BEGIN Exercise data
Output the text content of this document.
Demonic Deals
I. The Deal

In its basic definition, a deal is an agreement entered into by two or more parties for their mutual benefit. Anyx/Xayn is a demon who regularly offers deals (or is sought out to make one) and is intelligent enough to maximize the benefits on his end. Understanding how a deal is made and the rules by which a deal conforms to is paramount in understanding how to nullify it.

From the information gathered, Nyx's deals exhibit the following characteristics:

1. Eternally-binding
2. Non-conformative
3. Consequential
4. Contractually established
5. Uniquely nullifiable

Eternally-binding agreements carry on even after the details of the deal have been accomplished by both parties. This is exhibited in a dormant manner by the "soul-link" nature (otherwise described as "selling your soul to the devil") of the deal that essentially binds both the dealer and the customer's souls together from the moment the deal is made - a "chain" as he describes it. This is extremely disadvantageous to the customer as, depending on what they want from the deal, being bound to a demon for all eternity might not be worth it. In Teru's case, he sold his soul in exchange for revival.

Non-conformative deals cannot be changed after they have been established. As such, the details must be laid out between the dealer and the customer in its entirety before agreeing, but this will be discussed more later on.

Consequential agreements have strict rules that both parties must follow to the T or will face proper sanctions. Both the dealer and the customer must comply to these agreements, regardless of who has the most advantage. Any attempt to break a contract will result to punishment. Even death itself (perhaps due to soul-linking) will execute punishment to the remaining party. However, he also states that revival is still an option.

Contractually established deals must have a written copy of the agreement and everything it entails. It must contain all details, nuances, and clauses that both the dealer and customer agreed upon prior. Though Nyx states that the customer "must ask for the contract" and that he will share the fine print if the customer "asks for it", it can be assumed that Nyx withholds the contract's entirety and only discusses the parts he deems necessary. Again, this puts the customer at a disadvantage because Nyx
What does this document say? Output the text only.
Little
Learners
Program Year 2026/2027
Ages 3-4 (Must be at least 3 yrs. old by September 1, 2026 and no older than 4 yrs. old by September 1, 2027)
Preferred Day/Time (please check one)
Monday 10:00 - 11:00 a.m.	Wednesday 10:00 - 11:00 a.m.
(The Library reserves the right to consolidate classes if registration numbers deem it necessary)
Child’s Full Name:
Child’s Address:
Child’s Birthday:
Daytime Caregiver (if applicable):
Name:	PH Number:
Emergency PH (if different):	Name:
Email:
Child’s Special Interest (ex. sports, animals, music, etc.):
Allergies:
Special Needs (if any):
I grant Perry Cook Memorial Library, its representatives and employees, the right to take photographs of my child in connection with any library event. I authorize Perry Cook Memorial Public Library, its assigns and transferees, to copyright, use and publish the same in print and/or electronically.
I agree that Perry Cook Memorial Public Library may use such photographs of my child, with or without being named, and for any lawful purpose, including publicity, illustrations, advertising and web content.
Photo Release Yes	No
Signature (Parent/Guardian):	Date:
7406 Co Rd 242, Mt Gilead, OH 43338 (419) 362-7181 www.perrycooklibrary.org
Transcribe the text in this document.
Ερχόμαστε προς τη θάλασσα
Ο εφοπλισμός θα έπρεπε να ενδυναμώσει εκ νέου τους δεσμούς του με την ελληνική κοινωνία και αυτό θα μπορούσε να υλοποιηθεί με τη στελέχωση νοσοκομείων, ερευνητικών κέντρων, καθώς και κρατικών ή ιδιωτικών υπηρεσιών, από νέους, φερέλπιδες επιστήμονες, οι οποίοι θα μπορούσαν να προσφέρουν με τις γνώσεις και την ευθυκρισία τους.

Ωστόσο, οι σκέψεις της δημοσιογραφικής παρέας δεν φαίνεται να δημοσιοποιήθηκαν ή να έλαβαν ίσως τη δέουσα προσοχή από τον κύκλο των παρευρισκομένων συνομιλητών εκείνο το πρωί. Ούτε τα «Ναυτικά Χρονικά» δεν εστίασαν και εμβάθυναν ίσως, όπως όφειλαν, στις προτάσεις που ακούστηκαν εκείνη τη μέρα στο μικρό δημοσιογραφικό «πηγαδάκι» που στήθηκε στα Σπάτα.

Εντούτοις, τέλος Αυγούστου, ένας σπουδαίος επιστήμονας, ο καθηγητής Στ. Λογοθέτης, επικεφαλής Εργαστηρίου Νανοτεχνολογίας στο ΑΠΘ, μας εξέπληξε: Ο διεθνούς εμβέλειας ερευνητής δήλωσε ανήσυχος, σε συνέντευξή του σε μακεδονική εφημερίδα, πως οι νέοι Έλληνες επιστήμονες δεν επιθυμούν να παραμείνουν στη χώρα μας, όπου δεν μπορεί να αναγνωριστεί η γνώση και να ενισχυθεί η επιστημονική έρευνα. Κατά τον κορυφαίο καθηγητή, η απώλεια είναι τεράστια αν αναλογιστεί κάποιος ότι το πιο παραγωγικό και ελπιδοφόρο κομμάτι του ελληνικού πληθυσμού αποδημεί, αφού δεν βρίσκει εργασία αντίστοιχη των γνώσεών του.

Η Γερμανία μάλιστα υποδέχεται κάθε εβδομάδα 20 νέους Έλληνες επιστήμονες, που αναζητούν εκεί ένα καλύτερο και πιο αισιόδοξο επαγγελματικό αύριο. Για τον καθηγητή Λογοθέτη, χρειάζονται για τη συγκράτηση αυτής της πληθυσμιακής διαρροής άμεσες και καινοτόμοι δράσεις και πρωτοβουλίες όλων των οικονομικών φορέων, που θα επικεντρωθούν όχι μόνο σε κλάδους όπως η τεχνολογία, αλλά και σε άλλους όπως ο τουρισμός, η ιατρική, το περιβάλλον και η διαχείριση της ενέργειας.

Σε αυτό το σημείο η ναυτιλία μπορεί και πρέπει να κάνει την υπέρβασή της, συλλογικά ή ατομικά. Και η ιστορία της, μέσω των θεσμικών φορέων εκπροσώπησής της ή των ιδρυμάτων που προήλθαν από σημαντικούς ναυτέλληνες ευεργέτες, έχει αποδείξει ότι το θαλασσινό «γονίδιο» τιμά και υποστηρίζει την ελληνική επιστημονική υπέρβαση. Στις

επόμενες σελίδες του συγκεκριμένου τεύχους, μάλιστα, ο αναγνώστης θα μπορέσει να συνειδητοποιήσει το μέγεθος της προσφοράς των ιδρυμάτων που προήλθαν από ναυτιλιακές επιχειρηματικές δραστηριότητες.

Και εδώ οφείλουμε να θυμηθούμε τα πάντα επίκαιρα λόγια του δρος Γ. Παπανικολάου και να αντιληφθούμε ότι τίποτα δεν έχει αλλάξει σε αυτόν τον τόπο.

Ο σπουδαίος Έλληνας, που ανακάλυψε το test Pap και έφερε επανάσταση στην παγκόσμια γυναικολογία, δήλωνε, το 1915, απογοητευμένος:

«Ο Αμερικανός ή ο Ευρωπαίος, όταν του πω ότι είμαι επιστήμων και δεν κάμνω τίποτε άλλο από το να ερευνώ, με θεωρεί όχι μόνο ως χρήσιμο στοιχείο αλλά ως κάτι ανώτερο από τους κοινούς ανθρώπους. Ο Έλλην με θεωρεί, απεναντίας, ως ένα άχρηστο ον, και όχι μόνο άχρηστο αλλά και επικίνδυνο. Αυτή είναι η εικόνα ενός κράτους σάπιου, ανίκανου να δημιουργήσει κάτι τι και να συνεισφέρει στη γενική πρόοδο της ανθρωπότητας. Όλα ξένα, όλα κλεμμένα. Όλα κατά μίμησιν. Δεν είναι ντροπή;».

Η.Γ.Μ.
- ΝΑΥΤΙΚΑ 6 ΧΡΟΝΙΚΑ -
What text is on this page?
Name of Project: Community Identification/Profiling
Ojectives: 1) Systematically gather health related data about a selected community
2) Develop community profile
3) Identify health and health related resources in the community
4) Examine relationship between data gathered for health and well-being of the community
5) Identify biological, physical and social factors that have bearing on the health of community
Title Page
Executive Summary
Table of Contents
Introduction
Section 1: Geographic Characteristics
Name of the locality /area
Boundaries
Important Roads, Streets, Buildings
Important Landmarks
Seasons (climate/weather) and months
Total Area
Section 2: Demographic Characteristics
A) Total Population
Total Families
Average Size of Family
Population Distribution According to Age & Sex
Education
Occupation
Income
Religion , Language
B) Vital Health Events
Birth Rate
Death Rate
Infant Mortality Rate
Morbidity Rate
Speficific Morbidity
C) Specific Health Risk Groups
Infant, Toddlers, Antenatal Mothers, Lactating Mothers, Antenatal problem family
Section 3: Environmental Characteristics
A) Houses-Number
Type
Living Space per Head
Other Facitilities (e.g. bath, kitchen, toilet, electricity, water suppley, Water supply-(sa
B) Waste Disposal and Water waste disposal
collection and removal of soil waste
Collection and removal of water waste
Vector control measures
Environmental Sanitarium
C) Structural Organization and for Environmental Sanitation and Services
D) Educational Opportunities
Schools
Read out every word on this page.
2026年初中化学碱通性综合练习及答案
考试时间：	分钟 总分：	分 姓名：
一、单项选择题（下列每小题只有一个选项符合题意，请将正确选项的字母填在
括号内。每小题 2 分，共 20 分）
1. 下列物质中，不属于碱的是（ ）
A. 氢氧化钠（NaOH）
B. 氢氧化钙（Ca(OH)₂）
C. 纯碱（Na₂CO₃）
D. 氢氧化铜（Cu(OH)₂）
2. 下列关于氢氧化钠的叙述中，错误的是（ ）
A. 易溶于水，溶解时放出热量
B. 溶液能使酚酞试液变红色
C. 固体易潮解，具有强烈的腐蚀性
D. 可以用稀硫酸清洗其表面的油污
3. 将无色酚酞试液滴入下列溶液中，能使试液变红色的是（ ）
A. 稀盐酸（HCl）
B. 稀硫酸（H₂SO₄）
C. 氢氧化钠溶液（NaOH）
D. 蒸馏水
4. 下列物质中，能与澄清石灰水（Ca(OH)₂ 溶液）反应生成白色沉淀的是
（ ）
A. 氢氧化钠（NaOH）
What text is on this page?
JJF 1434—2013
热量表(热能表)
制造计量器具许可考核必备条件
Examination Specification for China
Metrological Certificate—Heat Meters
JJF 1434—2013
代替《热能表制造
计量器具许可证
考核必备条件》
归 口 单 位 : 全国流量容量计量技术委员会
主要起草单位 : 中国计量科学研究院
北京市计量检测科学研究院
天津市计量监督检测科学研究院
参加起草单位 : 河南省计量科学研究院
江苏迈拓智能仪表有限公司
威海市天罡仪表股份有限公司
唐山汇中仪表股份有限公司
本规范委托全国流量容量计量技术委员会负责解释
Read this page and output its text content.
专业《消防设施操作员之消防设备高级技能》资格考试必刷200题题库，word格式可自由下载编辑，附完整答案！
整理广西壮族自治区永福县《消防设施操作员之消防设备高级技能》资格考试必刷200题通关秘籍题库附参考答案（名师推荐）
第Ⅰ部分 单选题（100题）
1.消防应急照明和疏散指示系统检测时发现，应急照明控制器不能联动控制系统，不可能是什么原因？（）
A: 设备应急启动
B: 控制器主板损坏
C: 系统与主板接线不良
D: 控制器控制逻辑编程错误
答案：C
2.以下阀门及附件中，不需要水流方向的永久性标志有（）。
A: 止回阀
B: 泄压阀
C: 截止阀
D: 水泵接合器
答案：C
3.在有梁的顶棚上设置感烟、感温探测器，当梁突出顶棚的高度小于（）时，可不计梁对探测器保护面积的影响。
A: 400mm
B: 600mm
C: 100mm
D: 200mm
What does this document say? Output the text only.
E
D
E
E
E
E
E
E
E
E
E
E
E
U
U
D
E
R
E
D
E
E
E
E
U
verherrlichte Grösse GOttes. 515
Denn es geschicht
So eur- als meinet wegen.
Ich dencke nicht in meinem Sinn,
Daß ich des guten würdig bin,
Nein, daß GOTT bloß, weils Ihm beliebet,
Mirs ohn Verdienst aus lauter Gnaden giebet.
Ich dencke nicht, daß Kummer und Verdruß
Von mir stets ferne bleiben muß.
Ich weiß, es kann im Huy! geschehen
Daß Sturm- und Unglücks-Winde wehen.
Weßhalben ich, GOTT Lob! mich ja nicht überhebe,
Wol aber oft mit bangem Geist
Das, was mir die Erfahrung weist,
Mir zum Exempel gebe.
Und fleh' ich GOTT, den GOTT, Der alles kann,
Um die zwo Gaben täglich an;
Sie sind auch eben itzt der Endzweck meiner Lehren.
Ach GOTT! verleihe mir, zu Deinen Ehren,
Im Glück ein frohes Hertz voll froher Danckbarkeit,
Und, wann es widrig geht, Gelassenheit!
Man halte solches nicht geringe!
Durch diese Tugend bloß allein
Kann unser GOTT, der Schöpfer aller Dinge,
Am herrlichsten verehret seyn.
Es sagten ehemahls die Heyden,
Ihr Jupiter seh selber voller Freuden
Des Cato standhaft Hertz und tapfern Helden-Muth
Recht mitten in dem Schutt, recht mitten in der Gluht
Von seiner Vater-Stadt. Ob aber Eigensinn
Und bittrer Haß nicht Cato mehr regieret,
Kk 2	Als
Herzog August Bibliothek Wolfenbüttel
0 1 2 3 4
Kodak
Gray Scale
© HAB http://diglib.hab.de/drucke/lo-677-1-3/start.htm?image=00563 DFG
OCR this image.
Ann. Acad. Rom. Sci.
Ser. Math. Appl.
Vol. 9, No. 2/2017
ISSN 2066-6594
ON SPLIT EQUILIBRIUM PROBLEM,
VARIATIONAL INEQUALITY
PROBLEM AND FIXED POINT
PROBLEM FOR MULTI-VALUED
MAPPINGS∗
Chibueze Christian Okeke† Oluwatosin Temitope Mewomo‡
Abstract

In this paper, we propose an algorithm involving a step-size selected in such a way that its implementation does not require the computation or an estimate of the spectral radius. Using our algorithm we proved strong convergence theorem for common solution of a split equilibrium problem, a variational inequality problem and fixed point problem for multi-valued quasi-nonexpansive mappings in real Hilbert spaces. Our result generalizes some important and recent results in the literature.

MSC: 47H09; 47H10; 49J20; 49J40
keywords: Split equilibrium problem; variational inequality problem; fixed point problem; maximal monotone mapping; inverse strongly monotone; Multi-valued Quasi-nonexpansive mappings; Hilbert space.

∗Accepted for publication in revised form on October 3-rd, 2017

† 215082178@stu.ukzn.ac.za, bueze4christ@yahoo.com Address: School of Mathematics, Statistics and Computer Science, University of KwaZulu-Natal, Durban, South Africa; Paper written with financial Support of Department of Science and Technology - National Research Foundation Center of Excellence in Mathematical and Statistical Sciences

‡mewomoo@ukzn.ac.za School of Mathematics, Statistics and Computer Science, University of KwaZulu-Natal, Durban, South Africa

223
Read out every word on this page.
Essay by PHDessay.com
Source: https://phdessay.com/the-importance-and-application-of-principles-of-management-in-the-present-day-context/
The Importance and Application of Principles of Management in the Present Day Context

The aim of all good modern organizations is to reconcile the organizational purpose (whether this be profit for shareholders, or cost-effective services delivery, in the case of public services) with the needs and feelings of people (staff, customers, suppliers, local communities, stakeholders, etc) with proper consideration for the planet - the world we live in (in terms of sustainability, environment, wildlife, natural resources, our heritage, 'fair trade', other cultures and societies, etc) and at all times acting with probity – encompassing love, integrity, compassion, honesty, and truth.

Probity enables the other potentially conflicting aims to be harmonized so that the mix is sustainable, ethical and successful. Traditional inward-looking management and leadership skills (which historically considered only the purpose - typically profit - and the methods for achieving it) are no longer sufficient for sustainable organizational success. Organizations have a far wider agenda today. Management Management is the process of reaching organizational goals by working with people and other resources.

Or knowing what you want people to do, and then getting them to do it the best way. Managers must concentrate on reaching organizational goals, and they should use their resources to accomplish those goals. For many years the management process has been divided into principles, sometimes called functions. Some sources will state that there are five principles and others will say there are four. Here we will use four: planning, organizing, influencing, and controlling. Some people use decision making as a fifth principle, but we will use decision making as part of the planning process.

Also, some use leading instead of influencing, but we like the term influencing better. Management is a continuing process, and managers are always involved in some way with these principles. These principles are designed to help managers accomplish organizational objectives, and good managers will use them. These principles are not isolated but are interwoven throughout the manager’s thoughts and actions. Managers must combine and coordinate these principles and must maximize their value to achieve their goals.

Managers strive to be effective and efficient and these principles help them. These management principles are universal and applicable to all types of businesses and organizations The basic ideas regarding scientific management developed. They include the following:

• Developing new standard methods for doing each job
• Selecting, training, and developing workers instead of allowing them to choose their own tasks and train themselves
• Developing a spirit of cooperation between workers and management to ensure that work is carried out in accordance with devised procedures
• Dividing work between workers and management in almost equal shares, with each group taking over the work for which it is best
END Exercise data
» **Exercise task**: Return each full line of the entries that contains the word "which".

» **Solved exercise**:
In its basic definition, a deal is an agreement entered into by two or more parties for their mutual benefit. Anyx/Xayn is a demon who regularly offers deals (or is sought out to make one) and is intelligent enough to maximize the benefits on his end. Understanding how a deal is made and the rules by which a deal conforms to is paramount in understanding how to nullify it.
Probity enables the other potentially conflicting aims to be harmonized so that the mix is sustainable, ethical and successful. Traditional inward-looking management and leadership skills (which historically considered only the purpose - typically profit - and the methods for achieving it) are no longer sufficient for sustainable organizational success. Organizations have a far wider agenda today. Management Management is the process of reaching organizational goals by working with people and other resources.
• Dividing work between workers and management in almost equal shares, with each group taking over the work for which it is best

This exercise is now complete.